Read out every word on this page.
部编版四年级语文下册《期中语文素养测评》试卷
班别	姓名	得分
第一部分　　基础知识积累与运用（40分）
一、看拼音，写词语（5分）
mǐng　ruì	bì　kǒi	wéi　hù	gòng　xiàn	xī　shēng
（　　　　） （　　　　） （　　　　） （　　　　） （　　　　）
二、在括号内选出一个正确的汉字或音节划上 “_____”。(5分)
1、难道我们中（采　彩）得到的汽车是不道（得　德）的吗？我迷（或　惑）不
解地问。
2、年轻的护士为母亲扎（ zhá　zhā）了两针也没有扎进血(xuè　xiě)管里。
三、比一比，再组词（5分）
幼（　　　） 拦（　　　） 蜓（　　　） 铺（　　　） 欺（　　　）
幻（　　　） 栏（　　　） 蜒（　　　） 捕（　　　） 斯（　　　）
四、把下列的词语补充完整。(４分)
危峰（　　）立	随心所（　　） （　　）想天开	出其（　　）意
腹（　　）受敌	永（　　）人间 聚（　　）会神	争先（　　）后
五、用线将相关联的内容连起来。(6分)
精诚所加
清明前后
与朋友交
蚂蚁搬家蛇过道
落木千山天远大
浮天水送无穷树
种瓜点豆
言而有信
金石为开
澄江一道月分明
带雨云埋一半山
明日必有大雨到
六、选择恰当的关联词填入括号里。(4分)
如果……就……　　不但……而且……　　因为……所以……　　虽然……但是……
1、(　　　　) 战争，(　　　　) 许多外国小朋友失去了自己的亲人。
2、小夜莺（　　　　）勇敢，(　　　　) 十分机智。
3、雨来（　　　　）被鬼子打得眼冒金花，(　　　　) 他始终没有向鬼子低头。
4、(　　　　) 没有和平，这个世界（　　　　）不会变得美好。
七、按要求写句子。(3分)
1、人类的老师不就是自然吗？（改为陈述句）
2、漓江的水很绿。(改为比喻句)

==============================

TASK DIRECTIONS
Would you reproduce all the entries exactly?

ANSWER TO THE TASK
Read out every word on this page.
部编版四年级语文下册《期中语文素养测评》试卷
班别	姓名	得分
第一部分　　基础知识积累与运用（40分）
一、看拼音，写词语（5分）
mǐng　ruì	bì　kǒi	wéi　hù	gòng　xiàn	xī　shēng
（　　　　） （　　　　） （　　　　） （　　　　） （　　　　）
二、在括号内选出一个正确的汉字或音节划上 “_____”。(5分)
1、难道我们中（采　彩）得到的汽车是不道（得　德）的吗？我迷（或　惑）不
解地问。
2、年轻的护士为母亲扎（ zhá　zhā）了两针也没有扎进血(xuè　xiě)管里。
三、比一比，再组词（5分）
幼（　　　） 拦（　　　） 蜓（　　　） 铺（　　　） 欺（　　　）
幻（　　　） 栏（　　　） 蜒（　　　） 捕（　　　） 斯（　　　）
四、把下列的词语补充完整。(４分)
危峰（　　）立	随心所（　　） （　　）想天开	出其（　　）意
腹（　　）受敌	永（　　）人间 聚（　　）会神	争先（　　）后
五、用线将相关联的内容连起来。(6分)
精诚所加
清明前后
与朋友交
蚂蚁搬家蛇过道
落木千山天远大
浮天水送无穷树
种瓜点豆
言而有信
金石为开
澄江一道月分明
带雨云埋一半山
明日必有大雨到
六、选择恰当的关联词填入括号里。(4分)
如果……就……　　不但……而且……　　因为……所以……　　虽然……但是……
1、(　　　　) 战争，(　　　　) 许多外国小朋友失去了自己的亲人。
2、小夜莺（　　　　）勇敢，(　　　　) 十分机智。
3、雨来（　　　　）被鬼子打得眼冒金花，(　　　　) 他始终没有向鬼子低头。
4、(　　　　) 没有和平，这个世界（　　　　）不会变得美好。
七、按要求写句子。(3分)
1、人类的老师不就是自然吗？（改为陈述句）
2、漓江的水很绿。(改为比喻句)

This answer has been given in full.